[Task description]:
Reproduce every one of the items that follow, line for line, with no change to their wording, order or box coordinates.

▬▬▬

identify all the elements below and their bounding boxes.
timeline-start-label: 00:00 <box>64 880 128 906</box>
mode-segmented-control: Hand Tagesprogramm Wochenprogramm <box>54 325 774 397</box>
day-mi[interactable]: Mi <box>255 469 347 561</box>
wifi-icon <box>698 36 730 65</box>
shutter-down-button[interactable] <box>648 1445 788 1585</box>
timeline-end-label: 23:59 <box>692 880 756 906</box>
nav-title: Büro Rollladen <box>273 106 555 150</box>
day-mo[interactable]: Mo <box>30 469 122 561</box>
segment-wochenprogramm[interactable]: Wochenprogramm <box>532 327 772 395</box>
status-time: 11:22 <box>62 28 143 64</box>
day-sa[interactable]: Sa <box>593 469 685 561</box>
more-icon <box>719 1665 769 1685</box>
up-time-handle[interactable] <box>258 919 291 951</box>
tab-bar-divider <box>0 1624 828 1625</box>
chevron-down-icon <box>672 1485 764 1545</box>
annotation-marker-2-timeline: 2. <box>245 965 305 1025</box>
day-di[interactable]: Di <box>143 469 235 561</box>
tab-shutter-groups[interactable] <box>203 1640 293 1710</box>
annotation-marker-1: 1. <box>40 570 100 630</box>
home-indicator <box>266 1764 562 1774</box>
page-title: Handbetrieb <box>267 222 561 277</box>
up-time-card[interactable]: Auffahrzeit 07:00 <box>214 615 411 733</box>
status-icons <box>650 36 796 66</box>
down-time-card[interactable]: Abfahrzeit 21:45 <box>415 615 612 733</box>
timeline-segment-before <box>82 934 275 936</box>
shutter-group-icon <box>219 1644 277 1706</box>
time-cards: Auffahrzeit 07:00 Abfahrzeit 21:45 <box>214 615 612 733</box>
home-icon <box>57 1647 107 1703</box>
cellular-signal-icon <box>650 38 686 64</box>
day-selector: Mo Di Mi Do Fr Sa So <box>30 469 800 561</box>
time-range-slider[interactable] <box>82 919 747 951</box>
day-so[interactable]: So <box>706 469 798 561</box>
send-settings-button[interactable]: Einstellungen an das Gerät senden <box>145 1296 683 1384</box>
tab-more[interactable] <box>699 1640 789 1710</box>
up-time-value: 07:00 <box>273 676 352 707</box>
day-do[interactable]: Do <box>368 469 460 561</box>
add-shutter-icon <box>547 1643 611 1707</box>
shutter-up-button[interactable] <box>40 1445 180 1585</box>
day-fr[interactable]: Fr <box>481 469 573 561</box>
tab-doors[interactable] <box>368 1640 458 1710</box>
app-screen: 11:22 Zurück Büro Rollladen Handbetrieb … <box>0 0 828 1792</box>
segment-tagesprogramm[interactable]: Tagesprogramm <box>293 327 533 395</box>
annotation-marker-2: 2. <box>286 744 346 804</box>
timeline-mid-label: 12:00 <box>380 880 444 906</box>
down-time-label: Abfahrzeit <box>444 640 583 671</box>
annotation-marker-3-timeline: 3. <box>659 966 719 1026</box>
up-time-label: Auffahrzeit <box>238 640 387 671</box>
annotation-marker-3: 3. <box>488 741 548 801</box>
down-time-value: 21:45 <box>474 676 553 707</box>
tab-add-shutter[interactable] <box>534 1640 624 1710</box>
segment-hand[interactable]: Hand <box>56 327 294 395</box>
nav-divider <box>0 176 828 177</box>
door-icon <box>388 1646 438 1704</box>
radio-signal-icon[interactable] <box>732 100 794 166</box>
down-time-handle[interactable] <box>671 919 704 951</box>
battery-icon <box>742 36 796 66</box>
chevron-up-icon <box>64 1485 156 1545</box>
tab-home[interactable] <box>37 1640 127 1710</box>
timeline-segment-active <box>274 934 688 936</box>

▬▬▬

[Result of this task]:
identify all the elements below and their bounding boxes.
timeline-start-label: 00:00 <box>64 880 128 906</box>
mode-segmented-control: Hand Tagesprogramm Wochenprogramm <box>54 325 774 397</box>
day-mi[interactable]: Mi <box>255 469 347 561</box>
wifi-icon <box>698 36 730 65</box>
shutter-down-button[interactable] <box>648 1445 788 1585</box>
timeline-end-label: 23:59 <box>692 880 756 906</box>
nav-title: Büro Rollladen <box>273 106 555 150</box>
day-mo[interactable]: Mo <box>30 469 122 561</box>
segment-wochenprogramm[interactable]: Wochenprogramm <box>532 327 772 395</box>
status-time: 11:22 <box>62 28 143 64</box>
day-sa[interactable]: Sa <box>593 469 685 561</box>
more-icon <box>719 1665 769 1685</box>
up-time-handle[interactable] <box>258 919 291 951</box>
tab-bar-divider <box>0 1624 828 1625</box>
chevron-down-icon <box>672 1485 764 1545</box>
annotation-marker-2-timeline: 2. <box>245 965 305 1025</box>
day-di[interactable]: Di <box>143 469 235 561</box>
tab-shutter-groups[interactable] <box>203 1640 293 1710</box>
annotation-marker-1: 1. <box>40 570 100 630</box>
home-indicator <box>266 1764 562 1774</box>
page-title: Handbetrieb <box>267 222 561 277</box>
up-time-card[interactable]: Auffahrzeit 07:00 <box>214 615 411 733</box>
status-icons <box>650 36 796 66</box>
down-time-card[interactable]: Abfahrzeit 21:45 <box>415 615 612 733</box>
timeline-segment-before <box>82 934 275 936</box>
shutter-group-icon <box>219 1644 277 1706</box>
time-cards: Auffahrzeit 07:00 Abfahrzeit 21:45 <box>214 615 612 733</box>
home-icon <box>57 1647 107 1703</box>
cellular-signal-icon <box>650 38 686 64</box>
day-selector: Mo Di Mi Do Fr Sa So <box>30 469 800 561</box>
time-range-slider[interactable] <box>82 919 747 951</box>
day-so[interactable]: So <box>706 469 798 561</box>
send-settings-button[interactable]: Einstellungen an das Gerät senden <box>145 1296 683 1384</box>
tab-more[interactable] <box>699 1640 789 1710</box>
up-time-value: 07:00 <box>273 676 352 707</box>
day-do[interactable]: Do <box>368 469 460 561</box>
add-shutter-icon <box>547 1643 611 1707</box>
shutter-up-button[interactable] <box>40 1445 180 1585</box>
day-fr[interactable]: Fr <box>481 469 573 561</box>
tab-doors[interactable] <box>368 1640 458 1710</box>
app-screen: 11:22 Zurück Büro Rollladen Handbetrieb … <box>0 0 828 1792</box>
segment-tagesprogramm[interactable]: Tagesprogramm <box>293 327 533 395</box>
annotation-marker-2: 2. <box>286 744 346 804</box>
timeline-mid-label: 12:00 <box>380 880 444 906</box>
down-time-label: Abfahrzeit <box>444 640 583 671</box>
annotation-marker-3-timeline: 3. <box>659 966 719 1026</box>
up-time-label: Auffahrzeit <box>238 640 387 671</box>
annotation-marker-3: 3. <box>488 741 548 801</box>
down-time-value: 21:45 <box>474 676 553 707</box>
tab-add-shutter[interactable] <box>534 1640 624 1710</box>
segment-hand[interactable]: Hand <box>56 327 294 395</box>
nav-divider <box>0 176 828 177</box>
door-icon <box>388 1646 438 1704</box>
radio-signal-icon[interactable] <box>732 100 794 166</box>
down-time-handle[interactable] <box>671 919 704 951</box>
battery-icon <box>742 36 796 66</box>
chevron-up-icon <box>64 1485 156 1545</box>
tab-home[interactable] <box>37 1640 127 1710</box>
timeline-segment-active <box>274 934 688 936</box>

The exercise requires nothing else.